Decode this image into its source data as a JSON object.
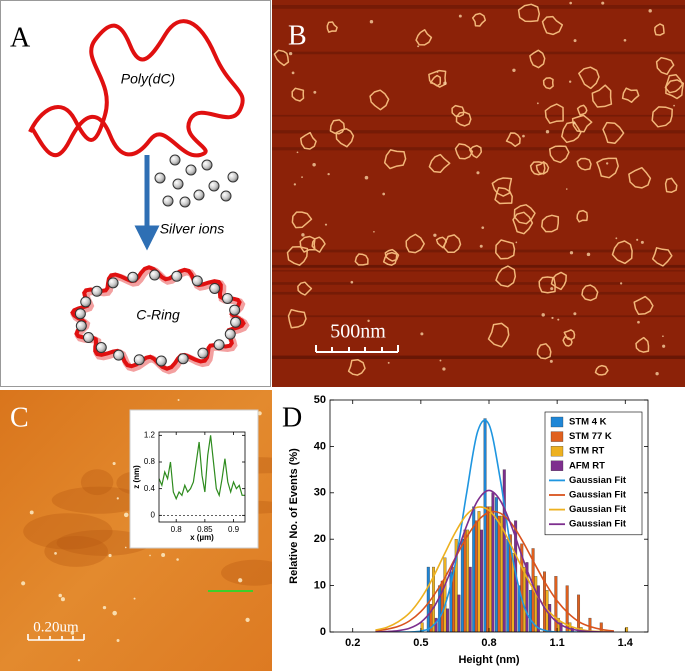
{
  "panels": {
    "a": {
      "label": "A",
      "polymer": "Poly(dC)",
      "ions": "Silver ions",
      "ring": "C-Ring"
    },
    "b": {
      "label": "B",
      "scale_bar": "500nm"
    },
    "c": {
      "label": "C",
      "scale_bar": "0.20um"
    },
    "d": {
      "label": "D"
    }
  },
  "chart_data": [
    {
      "type": "line",
      "xlabel": "x (µm)",
      "ylabel": "z (nm)",
      "xlim": [
        0.77,
        0.92
      ],
      "ylim": [
        -0.1,
        1.25
      ],
      "xticks": [
        0.8,
        0.85,
        0.9
      ],
      "yticks": [
        0,
        0.4,
        0.8,
        1.2
      ],
      "series": [
        {
          "color": "#2e8b1e",
          "x": [
            0.77,
            0.775,
            0.78,
            0.785,
            0.79,
            0.795,
            0.8,
            0.805,
            0.81,
            0.815,
            0.82,
            0.825,
            0.83,
            0.835,
            0.84,
            0.845,
            0.85,
            0.855,
            0.86,
            0.865,
            0.87,
            0.875,
            0.88,
            0.885,
            0.89,
            0.895,
            0.9,
            0.905,
            0.91,
            0.915,
            0.92
          ],
          "values": [
            0.55,
            0.45,
            0.65,
            0.55,
            0.8,
            0.35,
            0.25,
            0.35,
            0.3,
            0.45,
            0.35,
            0.4,
            0.5,
            0.8,
            1.1,
            0.6,
            0.35,
            0.9,
            1.2,
            0.8,
            0.4,
            0.3,
            0.55,
            0.85,
            0.5,
            0.35,
            0.5,
            0.4,
            0.45,
            0.3,
            0.3
          ]
        }
      ]
    },
    {
      "type": "bar",
      "xlabel": "Height (nm)",
      "ylabel": "Relative No. of Events (%)",
      "xlim": [
        0.1,
        1.5
      ],
      "ylim": [
        0,
        50
      ],
      "xticks": [
        0.2,
        0.5,
        0.8,
        1.1,
        1.4
      ],
      "yticks": [
        0,
        10,
        20,
        30,
        40,
        50
      ],
      "x": [
        0.5,
        0.55,
        0.6,
        0.65,
        0.7,
        0.75,
        0.8,
        0.85,
        0.9,
        0.95,
        1.0,
        1.05,
        1.1,
        1.15,
        1.2,
        1.25,
        1.3,
        1.4
      ],
      "series": [
        {
          "name": "STM 4 K",
          "color": "#1f86d6",
          "values": [
            0,
            14,
            10,
            13,
            20,
            27,
            46,
            29,
            20,
            10,
            9,
            0,
            0,
            0,
            0,
            0,
            0,
            0
          ]
        },
        {
          "name": "STM 77 K",
          "color": "#e0601e",
          "values": [
            0,
            6,
            11,
            14,
            22,
            24,
            27,
            25,
            21,
            19,
            18,
            13,
            12,
            10,
            8,
            3,
            2,
            0
          ]
        },
        {
          "name": "STM RT",
          "color": "#edb120",
          "values": [
            2,
            14,
            16,
            20,
            22,
            26,
            27,
            25,
            17,
            14,
            12,
            9,
            3,
            2,
            1,
            0,
            0,
            1
          ]
        },
        {
          "name": "AFM RT",
          "color": "#7e2f8e",
          "values": [
            0,
            3,
            5,
            8,
            14,
            22,
            30,
            35,
            24,
            15,
            10,
            6,
            2,
            1,
            0,
            0,
            0,
            0
          ]
        },
        {
          "name": "Gaussian Fit",
          "type": "line",
          "color": "#1f96e0",
          "x": [
            0.3,
            0.35,
            0.4,
            0.45,
            0.5,
            0.55,
            0.6,
            0.65,
            0.7,
            0.75,
            0.8,
            0.85,
            0.9,
            0.95,
            1.0,
            1.05,
            1.1,
            1.15,
            1.2,
            1.25,
            1.3,
            1.35
          ],
          "values": [
            0,
            0,
            0,
            0,
            0.2,
            1.2,
            4.9,
            14.3,
            29.5,
            43.2,
            44.7,
            32.8,
            17,
            6.2,
            1.6,
            0.3,
            0,
            0,
            0,
            0,
            0,
            0
          ]
        },
        {
          "name": "Gaussian Fit",
          "type": "line",
          "color": "#d9531e",
          "x": [
            0.3,
            0.35,
            0.4,
            0.45,
            0.5,
            0.55,
            0.6,
            0.65,
            0.7,
            0.75,
            0.8,
            0.85,
            0.9,
            0.95,
            1.0,
            1.05,
            1.1,
            1.15,
            1.2,
            1.25,
            1.3,
            1.35
          ],
          "values": [
            0.2,
            0.6,
            1.2,
            2.4,
            4.4,
            7.4,
            11.2,
            15.8,
            20.3,
            23.9,
            25.8,
            25.6,
            23.3,
            19.4,
            14.8,
            10.4,
            6.7,
            4,
            2.1,
            1.1,
            0.5,
            0.2
          ]
        },
        {
          "name": "Gaussian Fit",
          "type": "line",
          "color": "#edb120",
          "x": [
            0.3,
            0.35,
            0.4,
            0.45,
            0.5,
            0.55,
            0.6,
            0.65,
            0.7,
            0.75,
            0.8,
            0.85,
            0.9,
            0.95,
            1.0,
            1.05,
            1.1,
            1.15,
            1.2,
            1.25,
            1.3,
            1.35
          ],
          "values": [
            0.4,
            1,
            2.2,
            4.1,
            7.2,
            11.4,
            16.4,
            21.3,
            25.2,
            26.9,
            26.2,
            23.1,
            18.4,
            13.4,
            8.8,
            5.2,
            2.8,
            1.4,
            0.6,
            0.2,
            0.1,
            0
          ]
        },
        {
          "name": "Gaussian Fit",
          "type": "line",
          "color": "#7e2f8e",
          "x": [
            0.3,
            0.35,
            0.4,
            0.45,
            0.5,
            0.55,
            0.6,
            0.65,
            0.7,
            0.75,
            0.8,
            0.85,
            0.9,
            0.95,
            1.0,
            1.05,
            1.1,
            1.15,
            1.2,
            1.25,
            1.3,
            1.35
          ],
          "values": [
            0,
            0.1,
            0.3,
            0.8,
            2.1,
            4.8,
            9.4,
            15.7,
            22.7,
            28.3,
            30.5,
            28.3,
            22.7,
            15.7,
            9.4,
            4.8,
            2.1,
            0.8,
            0.3,
            0.1,
            0,
            0
          ]
        }
      ]
    }
  ]
}
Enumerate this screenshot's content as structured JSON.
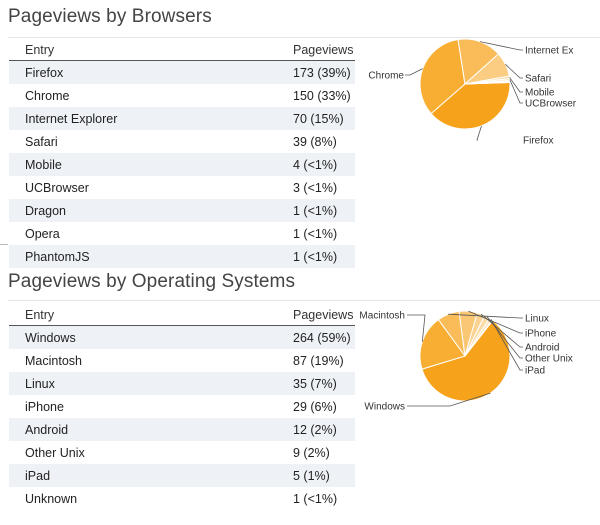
{
  "browsers": {
    "title": "Pageviews by Browsers",
    "columns": {
      "entry": "Entry",
      "pageviews": "Pageviews"
    },
    "rows": [
      {
        "entry": "Firefox",
        "pageviews": "173 (39%)"
      },
      {
        "entry": "Chrome",
        "pageviews": "150 (33%)"
      },
      {
        "entry": "Internet Explorer",
        "pageviews": "70 (15%)"
      },
      {
        "entry": "Safari",
        "pageviews": "39 (8%)"
      },
      {
        "entry": "Mobile",
        "pageviews": "4 (<1%)"
      },
      {
        "entry": "UCBrowser",
        "pageviews": "3 (<1%)"
      },
      {
        "entry": "Dragon",
        "pageviews": "1 (<1%)"
      },
      {
        "entry": "Opera",
        "pageviews": "1 (<1%)"
      },
      {
        "entry": "PhantomJS",
        "pageviews": "1 (<1%)"
      }
    ]
  },
  "os": {
    "title": "Pageviews by Operating Systems",
    "columns": {
      "entry": "Entry",
      "pageviews": "Pageviews"
    },
    "rows": [
      {
        "entry": "Windows",
        "pageviews": "264 (59%)"
      },
      {
        "entry": "Macintosh",
        "pageviews": "87 (19%)"
      },
      {
        "entry": "Linux",
        "pageviews": "35 (7%)"
      },
      {
        "entry": "iPhone",
        "pageviews": "29 (6%)"
      },
      {
        "entry": "Android",
        "pageviews": "12 (2%)"
      },
      {
        "entry": "Other Unix",
        "pageviews": "9 (2%)"
      },
      {
        "entry": "iPad",
        "pageviews": "5 (1%)"
      },
      {
        "entry": "Unknown",
        "pageviews": "1 (<1%)"
      }
    ]
  },
  "chart_data": [
    {
      "type": "pie",
      "categories": [
        "Firefox",
        "Chrome",
        "Internet Explorer",
        "Safari",
        "Mobile",
        "UCBrowser",
        "Dragon",
        "Opera",
        "PhantomJS"
      ],
      "values": [
        173,
        150,
        70,
        39,
        4,
        3,
        1,
        1,
        1
      ],
      "labels": [
        "Firefox",
        "Chrome",
        "Internet Ex",
        "Safari",
        "Mobile",
        "UCBrowser"
      ],
      "colors": [
        "#f7a21b",
        "#f8ae33",
        "#f9bc58",
        "#fbcd83",
        "#fcdca6",
        "#fde6bd",
        "#fdebc9",
        "#feefd3",
        "#fef3de"
      ]
    },
    {
      "type": "pie",
      "categories": [
        "Windows",
        "Macintosh",
        "Linux",
        "iPhone",
        "Android",
        "Other Unix",
        "iPad",
        "Unknown"
      ],
      "values": [
        264,
        87,
        35,
        29,
        12,
        9,
        5,
        1
      ],
      "labels": [
        "Windows",
        "Macintosh",
        "Linux",
        "iPhone",
        "Android",
        "Other Unix",
        "iPad"
      ],
      "colors": [
        "#f7a21b",
        "#f8ae33",
        "#f9bc58",
        "#fac774",
        "#fbd290",
        "#fcdca6",
        "#fde5bb",
        "#feeed2"
      ]
    }
  ]
}
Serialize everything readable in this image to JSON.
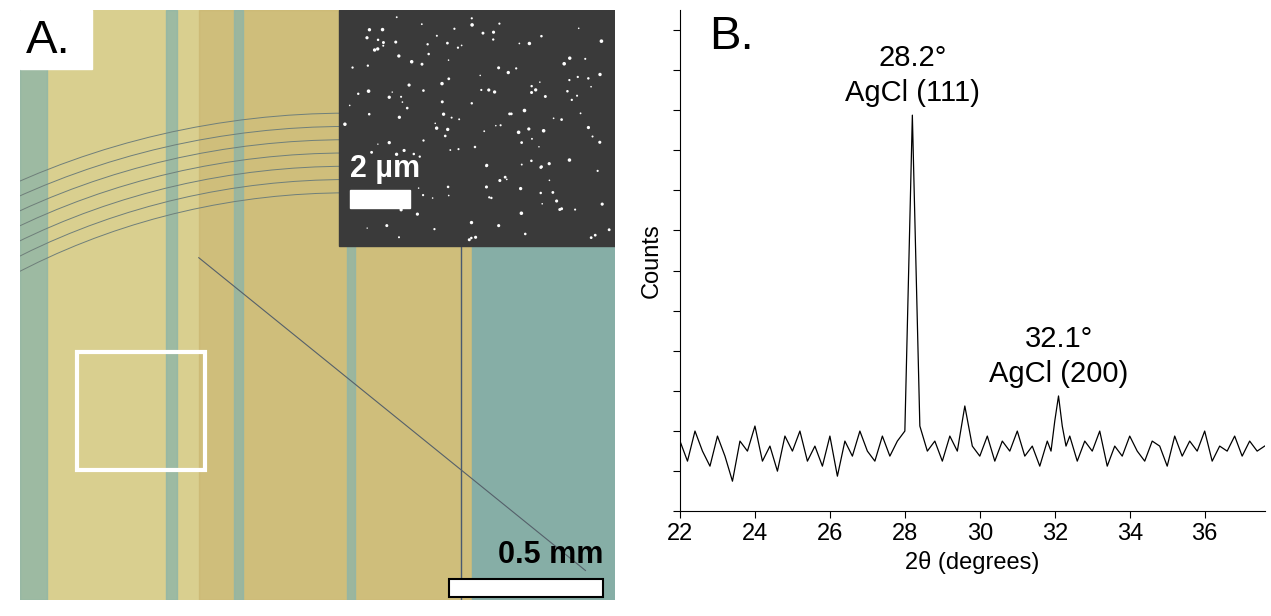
{
  "image_panel": {
    "label": "A.",
    "inset_scale_bar": "2 µm",
    "scale_bar": "0.5 mm"
  },
  "chart_data": {
    "type": "line",
    "panel_label": "B.",
    "x_label": "2θ (degrees)",
    "y_label": "Counts",
    "x": [
      22.0,
      22.2,
      22.4,
      22.6,
      22.8,
      23.0,
      23.2,
      23.4,
      23.6,
      23.8,
      24.0,
      24.2,
      24.4,
      24.6,
      24.8,
      25.0,
      25.2,
      25.4,
      25.6,
      25.8,
      26.0,
      26.2,
      26.4,
      26.6,
      26.8,
      27.0,
      27.2,
      27.4,
      27.6,
      27.8,
      28.0,
      28.2,
      28.4,
      28.6,
      28.8,
      29.0,
      29.2,
      29.4,
      29.6,
      29.8,
      30.0,
      30.2,
      30.4,
      30.6,
      30.8,
      31.0,
      31.2,
      31.4,
      31.6,
      31.8,
      31.9,
      32.0,
      32.1,
      32.2,
      32.3,
      32.4,
      32.6,
      32.8,
      33.0,
      33.2,
      33.4,
      33.6,
      33.8,
      34.0,
      34.2,
      34.4,
      34.6,
      34.8,
      35.0,
      35.2,
      35.4,
      35.6,
      35.8,
      36.0,
      36.2,
      36.4,
      36.6,
      36.8,
      37.0,
      37.2,
      37.4,
      37.6
    ],
    "values": [
      14,
      10,
      16,
      12,
      9,
      15,
      11,
      6,
      14,
      12,
      17,
      10,
      13,
      8,
      15,
      12,
      16,
      10,
      13,
      9,
      15,
      7,
      14,
      11,
      16,
      12,
      10,
      15,
      11,
      14,
      16,
      79,
      17,
      12,
      14,
      10,
      15,
      12,
      21,
      13,
      11,
      15,
      10,
      14,
      12,
      16,
      11,
      13,
      9,
      14,
      12,
      18,
      23,
      17,
      13,
      15,
      10,
      14,
      12,
      16,
      9,
      13,
      11,
      15,
      12,
      10,
      14,
      13,
      9,
      15,
      11,
      14,
      12,
      16,
      10,
      13,
      12,
      15,
      11,
      14,
      12,
      13
    ],
    "color": "#000000",
    "xlim": [
      22,
      37.6
    ],
    "xticks": [
      22,
      24,
      26,
      28,
      30,
      32,
      34,
      36
    ],
    "ylim": [
      0,
      100
    ],
    "yticks": [
      0,
      8,
      16,
      24,
      32,
      40,
      48,
      56,
      64,
      72,
      80,
      88,
      96
    ],
    "tick_labels": "x",
    "annotations": [
      {
        "text": "28.2°\nAgCl (111)",
        "x": 28.2
      },
      {
        "text": "32.1°\nAgCl (200)",
        "x": 32.1
      }
    ]
  }
}
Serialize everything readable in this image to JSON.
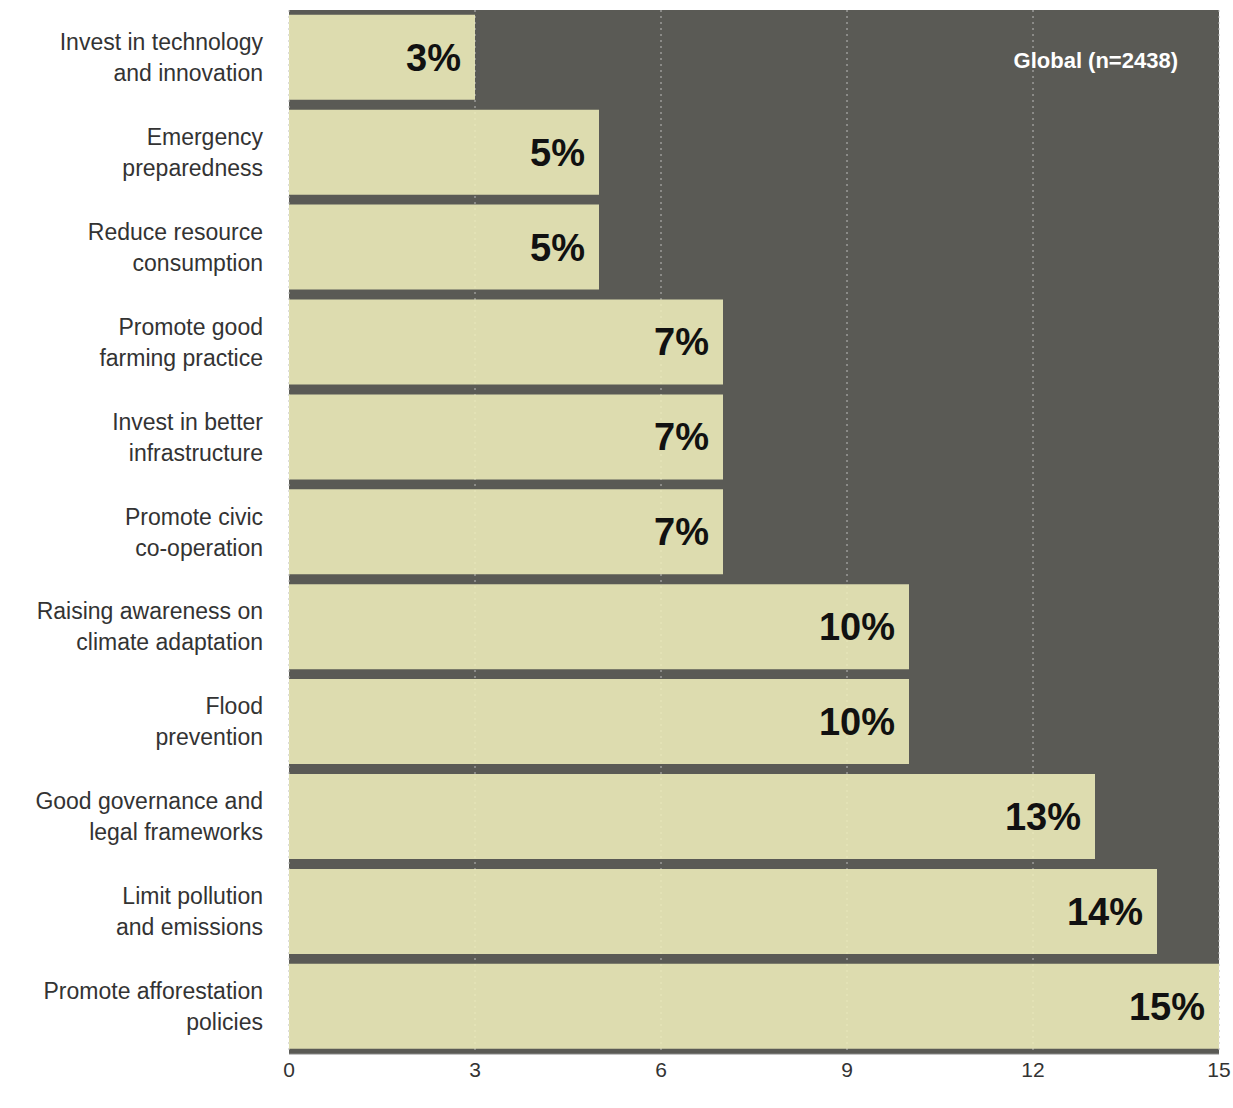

=-=-=-=-=

- EXERCISE DETAILS: Using the listing above, say how many of its lines contain the string "nAgCl", giving nothing but the figure.

- TASK ANSWER: 2